[BEGIN Given records]
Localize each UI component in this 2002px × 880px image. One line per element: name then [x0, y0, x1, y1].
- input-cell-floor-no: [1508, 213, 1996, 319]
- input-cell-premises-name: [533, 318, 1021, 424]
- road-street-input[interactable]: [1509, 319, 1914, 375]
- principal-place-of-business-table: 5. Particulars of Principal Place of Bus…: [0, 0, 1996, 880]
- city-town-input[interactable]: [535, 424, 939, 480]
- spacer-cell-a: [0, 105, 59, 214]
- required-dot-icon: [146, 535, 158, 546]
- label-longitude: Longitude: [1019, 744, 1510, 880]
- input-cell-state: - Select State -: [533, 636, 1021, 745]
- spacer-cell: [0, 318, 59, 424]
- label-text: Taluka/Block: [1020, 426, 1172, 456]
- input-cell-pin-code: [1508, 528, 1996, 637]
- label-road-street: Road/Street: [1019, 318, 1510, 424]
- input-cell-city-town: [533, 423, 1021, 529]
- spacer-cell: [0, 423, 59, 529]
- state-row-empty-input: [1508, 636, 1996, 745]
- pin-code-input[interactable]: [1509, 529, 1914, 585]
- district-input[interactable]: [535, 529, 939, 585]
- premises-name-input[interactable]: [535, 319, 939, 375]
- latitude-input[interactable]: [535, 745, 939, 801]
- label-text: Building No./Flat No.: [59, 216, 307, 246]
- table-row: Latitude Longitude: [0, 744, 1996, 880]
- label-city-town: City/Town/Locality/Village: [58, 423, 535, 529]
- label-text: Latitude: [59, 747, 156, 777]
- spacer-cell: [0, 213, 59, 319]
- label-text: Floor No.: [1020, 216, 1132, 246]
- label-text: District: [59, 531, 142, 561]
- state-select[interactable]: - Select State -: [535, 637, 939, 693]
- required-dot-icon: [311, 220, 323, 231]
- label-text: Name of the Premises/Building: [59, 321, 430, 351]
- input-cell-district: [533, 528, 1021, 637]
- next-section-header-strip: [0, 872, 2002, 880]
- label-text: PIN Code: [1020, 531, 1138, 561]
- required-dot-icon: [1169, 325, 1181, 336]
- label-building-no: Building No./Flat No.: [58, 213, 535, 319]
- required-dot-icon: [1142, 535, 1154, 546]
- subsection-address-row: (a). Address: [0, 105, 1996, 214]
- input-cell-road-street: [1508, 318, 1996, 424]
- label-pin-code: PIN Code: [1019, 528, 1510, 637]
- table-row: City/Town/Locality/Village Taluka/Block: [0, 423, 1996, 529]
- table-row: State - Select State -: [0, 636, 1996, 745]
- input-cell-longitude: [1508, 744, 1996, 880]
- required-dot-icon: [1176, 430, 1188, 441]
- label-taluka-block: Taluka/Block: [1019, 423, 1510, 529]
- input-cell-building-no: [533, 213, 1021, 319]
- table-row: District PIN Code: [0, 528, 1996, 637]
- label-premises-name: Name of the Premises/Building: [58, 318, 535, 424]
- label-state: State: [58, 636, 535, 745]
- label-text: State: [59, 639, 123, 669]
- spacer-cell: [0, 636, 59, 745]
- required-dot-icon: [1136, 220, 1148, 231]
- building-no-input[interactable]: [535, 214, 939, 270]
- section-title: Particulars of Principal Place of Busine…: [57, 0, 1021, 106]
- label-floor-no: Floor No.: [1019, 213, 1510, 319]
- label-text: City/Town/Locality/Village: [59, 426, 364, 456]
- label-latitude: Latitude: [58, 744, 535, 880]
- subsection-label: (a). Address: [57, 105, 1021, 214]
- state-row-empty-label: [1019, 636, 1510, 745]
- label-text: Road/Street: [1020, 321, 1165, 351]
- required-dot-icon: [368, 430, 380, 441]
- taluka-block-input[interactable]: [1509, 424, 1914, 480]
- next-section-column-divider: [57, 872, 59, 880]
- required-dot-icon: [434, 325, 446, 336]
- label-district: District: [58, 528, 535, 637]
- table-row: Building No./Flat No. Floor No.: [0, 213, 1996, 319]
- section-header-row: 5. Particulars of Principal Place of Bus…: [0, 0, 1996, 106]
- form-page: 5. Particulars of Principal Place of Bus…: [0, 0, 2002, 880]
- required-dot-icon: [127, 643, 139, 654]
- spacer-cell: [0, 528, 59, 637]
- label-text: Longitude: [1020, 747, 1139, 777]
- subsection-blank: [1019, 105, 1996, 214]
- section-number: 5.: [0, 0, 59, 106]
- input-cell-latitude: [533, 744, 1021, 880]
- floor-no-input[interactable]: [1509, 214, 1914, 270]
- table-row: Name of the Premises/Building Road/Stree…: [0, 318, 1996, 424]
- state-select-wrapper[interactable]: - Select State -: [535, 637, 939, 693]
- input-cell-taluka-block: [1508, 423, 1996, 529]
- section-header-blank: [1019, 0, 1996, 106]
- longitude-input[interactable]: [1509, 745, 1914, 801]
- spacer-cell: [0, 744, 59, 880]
[END Given records]
**Task to complete:** Return all of the rows above verbatim, with every line unchanged.

**Exercise output:**
Localize each UI component in this 2002px × 880px image. One line per element: name then [x0, y0, x1, y1].
- input-cell-floor-no: [1508, 213, 1996, 319]
- input-cell-premises-name: [533, 318, 1021, 424]
- road-street-input[interactable]: [1509, 319, 1914, 375]
- principal-place-of-business-table: 5. Particulars of Principal Place of Bus…: [0, 0, 1996, 880]
- city-town-input[interactable]: [535, 424, 939, 480]
- spacer-cell-a: [0, 105, 59, 214]
- required-dot-icon: [146, 535, 158, 546]
- label-longitude: Longitude: [1019, 744, 1510, 880]
- input-cell-state: - Select State -: [533, 636, 1021, 745]
- spacer-cell: [0, 318, 59, 424]
- label-text: Taluka/Block: [1020, 426, 1172, 456]
- input-cell-pin-code: [1508, 528, 1996, 637]
- label-road-street: Road/Street: [1019, 318, 1510, 424]
- input-cell-city-town: [533, 423, 1021, 529]
- spacer-cell: [0, 423, 59, 529]
- state-row-empty-input: [1508, 636, 1996, 745]
- pin-code-input[interactable]: [1509, 529, 1914, 585]
- district-input[interactable]: [535, 529, 939, 585]
- premises-name-input[interactable]: [535, 319, 939, 375]
- latitude-input[interactable]: [535, 745, 939, 801]
- label-text: Building No./Flat No.: [59, 216, 307, 246]
- table-row: Latitude Longitude: [0, 744, 1996, 880]
- label-city-town: City/Town/Locality/Village: [58, 423, 535, 529]
- label-text: Latitude: [59, 747, 156, 777]
- spacer-cell: [0, 213, 59, 319]
- label-text: Floor No.: [1020, 216, 1132, 246]
- label-text: District: [59, 531, 142, 561]
- state-select[interactable]: - Select State -: [535, 637, 939, 693]
- required-dot-icon: [311, 220, 323, 231]
- label-text: Name of the Premises/Building: [59, 321, 430, 351]
- input-cell-district: [533, 528, 1021, 637]
- next-section-header-strip: [0, 872, 2002, 880]
- label-text: PIN Code: [1020, 531, 1138, 561]
- required-dot-icon: [1169, 325, 1181, 336]
- label-building-no: Building No./Flat No.: [58, 213, 535, 319]
- required-dot-icon: [1142, 535, 1154, 546]
- subsection-address-row: (a). Address: [0, 105, 1996, 214]
- input-cell-road-street: [1508, 318, 1996, 424]
- label-pin-code: PIN Code: [1019, 528, 1510, 637]
- table-row: City/Town/Locality/Village Taluka/Block: [0, 423, 1996, 529]
- table-row: State - Select State -: [0, 636, 1996, 745]
- input-cell-longitude: [1508, 744, 1996, 880]
- required-dot-icon: [1176, 430, 1188, 441]
- label-taluka-block: Taluka/Block: [1019, 423, 1510, 529]
- input-cell-building-no: [533, 213, 1021, 319]
- table-row: District PIN Code: [0, 528, 1996, 637]
- label-premises-name: Name of the Premises/Building: [58, 318, 535, 424]
- label-state: State: [58, 636, 535, 745]
- label-text: State: [59, 639, 123, 669]
- spacer-cell: [0, 636, 59, 745]
- required-dot-icon: [1136, 220, 1148, 231]
- building-no-input[interactable]: [535, 214, 939, 270]
- section-title: Particulars of Principal Place of Busine…: [57, 0, 1021, 106]
- label-floor-no: Floor No.: [1019, 213, 1510, 319]
- label-text: City/Town/Locality/Village: [59, 426, 364, 456]
- label-latitude: Latitude: [58, 744, 535, 880]
- subsection-label: (a). Address: [57, 105, 1021, 214]
- state-row-empty-label: [1019, 636, 1510, 745]
- label-text: Road/Street: [1020, 321, 1165, 351]
- required-dot-icon: [368, 430, 380, 441]
- taluka-block-input[interactable]: [1509, 424, 1914, 480]
- next-section-column-divider: [57, 872, 59, 880]
- required-dot-icon: [434, 325, 446, 336]
- label-district: District: [58, 528, 535, 637]
- table-row: Building No./Flat No. Floor No.: [0, 213, 1996, 319]
- section-header-row: 5. Particulars of Principal Place of Bus…: [0, 0, 1996, 106]
- form-page: 5. Particulars of Principal Place of Bus…: [0, 0, 2002, 880]
- required-dot-icon: [127, 643, 139, 654]
- spacer-cell: [0, 528, 59, 637]
- label-text: Longitude: [1020, 747, 1139, 777]
- subsection-blank: [1019, 105, 1996, 214]
- section-number: 5.: [0, 0, 59, 106]
- input-cell-latitude: [533, 744, 1021, 880]
- floor-no-input[interactable]: [1509, 214, 1914, 270]
- table-row: Name of the Premises/Building Road/Stree…: [0, 318, 1996, 424]
- state-select-wrapper[interactable]: - Select State -: [535, 637, 939, 693]
- input-cell-taluka-block: [1508, 423, 1996, 529]
- section-header-blank: [1019, 0, 1996, 106]
- longitude-input[interactable]: [1509, 745, 1914, 801]
- spacer-cell: [0, 744, 59, 880]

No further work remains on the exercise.